==== Material supplied
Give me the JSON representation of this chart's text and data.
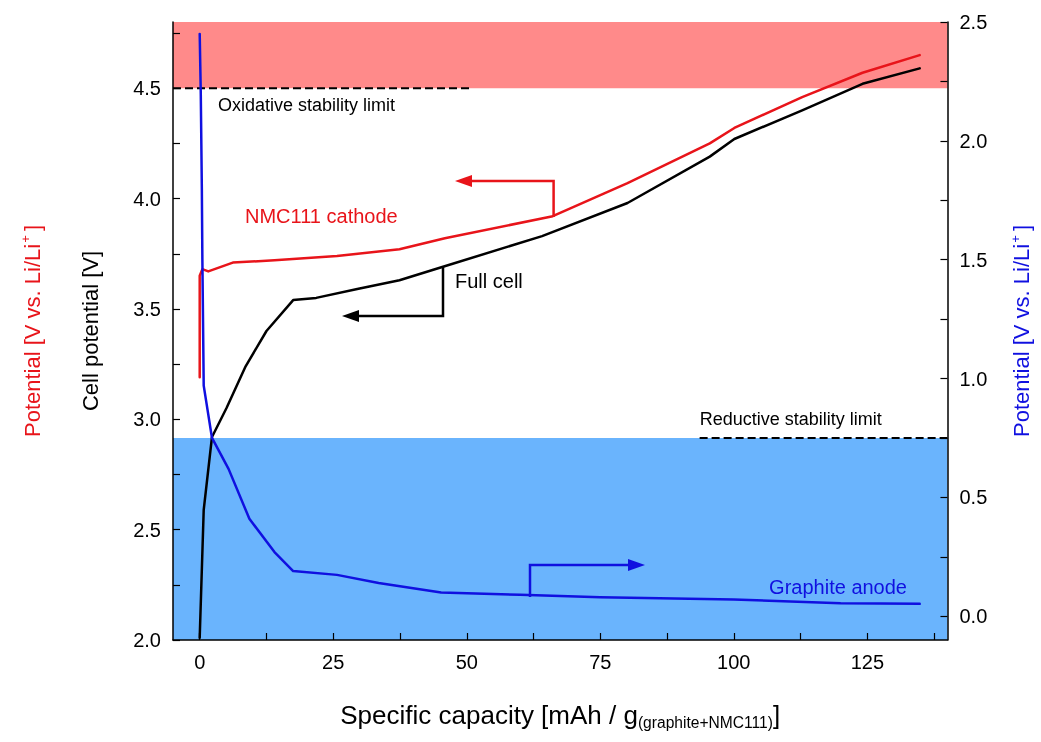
{
  "chart_data": {
    "type": "line",
    "xlabel": "Specific capacity [mAh / g$_{(graphite+NMC111)}$]",
    "ylabel": "Cell potential [V]",
    "y2label": "Potential [V vs. Li/Li$^{+}$]",
    "annotations": [
      "Potential [V vs. Li/Li$^{+}$]"
    ],
    "xlim": [
      -5,
      140
    ],
    "xticks": [
      0,
      {
        "value": 12.5,
        "label": null
      },
      25,
      {
        "value": 37.5,
        "label": null
      },
      50,
      {
        "value": 62.5,
        "label": null
      },
      75,
      {
        "value": 87.5,
        "label": null
      },
      100,
      {
        "value": 112.5,
        "label": null
      },
      125,
      {
        "value": 137.5,
        "label": null
      }
    ],
    "ylim": [
      2.0,
      4.8
    ],
    "yticks": [
      {
        "value": 2.0,
        "label": "2.0"
      },
      {
        "value": 2.25,
        "label": null
      },
      {
        "value": 2.5,
        "label": "2.5"
      },
      {
        "value": 2.75,
        "label": null
      },
      {
        "value": 3.0,
        "label": "3.0"
      },
      {
        "value": 3.25,
        "label": null
      },
      {
        "value": 3.5,
        "label": "3.5"
      },
      {
        "value": 3.75,
        "label": null
      },
      {
        "value": 4.0,
        "label": "4.0"
      },
      {
        "value": 4.25,
        "label": null
      },
      {
        "value": 4.5,
        "label": "4.5"
      },
      {
        "value": 4.75,
        "label": null
      }
    ],
    "y2lim": [
      -0.1,
      2.5
    ],
    "y2ticks": [
      {
        "value": 0.0,
        "label": "0.0"
      },
      {
        "value": 0.25,
        "label": null
      },
      {
        "value": 0.5,
        "label": "0.5"
      },
      {
        "value": 0.75,
        "label": null
      },
      {
        "value": 1.0,
        "label": "1.0"
      },
      {
        "value": 1.25,
        "label": null
      },
      {
        "value": 1.5,
        "label": "1.5"
      },
      {
        "value": 1.75,
        "label": null
      },
      {
        "value": 2.0,
        "label": "2.0"
      },
      {
        "value": 2.25,
        "label": null
      },
      {
        "value": 2.5,
        "label": "2.5"
      }
    ],
    "grid": false,
    "legend": false,
    "marker": "none",
    "line_style": "solid",
    "bands": [
      {
        "axis": "y",
        "from": 4.5,
        "to": 4.8,
        "color": "#ff8a8a"
      },
      {
        "axis": "y2",
        "from": -0.1,
        "to": 0.75,
        "color": "#6ab4fd"
      }
    ],
    "ref_lines": [
      {
        "axis": "y",
        "value": 4.5,
        "label": "Oxidative stability limit",
        "line_style": "dashed",
        "color": "#000000"
      },
      {
        "axis": "y2",
        "value": 0.75,
        "label": "Reductive stability limit",
        "line_style": "dashed",
        "color": "#000000"
      }
    ],
    "series": [
      {
        "name": "NMC111 cathode",
        "color": "#e8141a",
        "x": [
          0,
          0,
          0.5,
          1.6,
          6.2,
          14,
          25.7,
          37.4,
          45.9,
          66.1,
          80.1,
          95.5,
          100.1,
          112.8,
          124.1,
          134.8
        ],
        "values": [
          3.19,
          3.65,
          3.68,
          3.67,
          3.71,
          3.72,
          3.74,
          3.77,
          3.82,
          3.92,
          4.07,
          4.25,
          4.32,
          4.46,
          4.57,
          4.65
        ]
      },
      {
        "name": "Full cell",
        "color": "#000000",
        "x": [
          0,
          0.75,
          2.3,
          5.0,
          8.6,
          12.5,
          17.5,
          21.8,
          29.5,
          37.4,
          45.4,
          64.1,
          80.1,
          95.5,
          100.1,
          112.8,
          124.1,
          134.8
        ],
        "values": [
          2.01,
          2.59,
          2.92,
          3.05,
          3.24,
          3.4,
          3.54,
          3.55,
          3.59,
          3.63,
          3.69,
          3.83,
          3.98,
          4.19,
          4.27,
          4.4,
          4.52,
          4.59
        ]
      },
      {
        "name": "Graphite anode",
        "color": "#1010e0",
        "axis": "y2",
        "x": [
          0,
          0.2,
          0.4,
          0.5,
          0.75,
          2.3,
          5.4,
          9.3,
          14,
          17.5,
          25.7,
          33.5,
          45.2,
          60,
          75,
          100,
          120,
          134.8
        ],
        "values": [
          2.45,
          2.2,
          1.8,
          1.5,
          0.97,
          0.75,
          0.62,
          0.41,
          0.27,
          0.19,
          0.174,
          0.14,
          0.1,
          0.09,
          0.08,
          0.07,
          0.055,
          0.052
        ]
      }
    ]
  }
}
========
The problem
Pick out each line containing the string "stability" and copy it.

Result of this exercise
        "label": "Oxidative stability limit",
        "label": "Reductive stability limit",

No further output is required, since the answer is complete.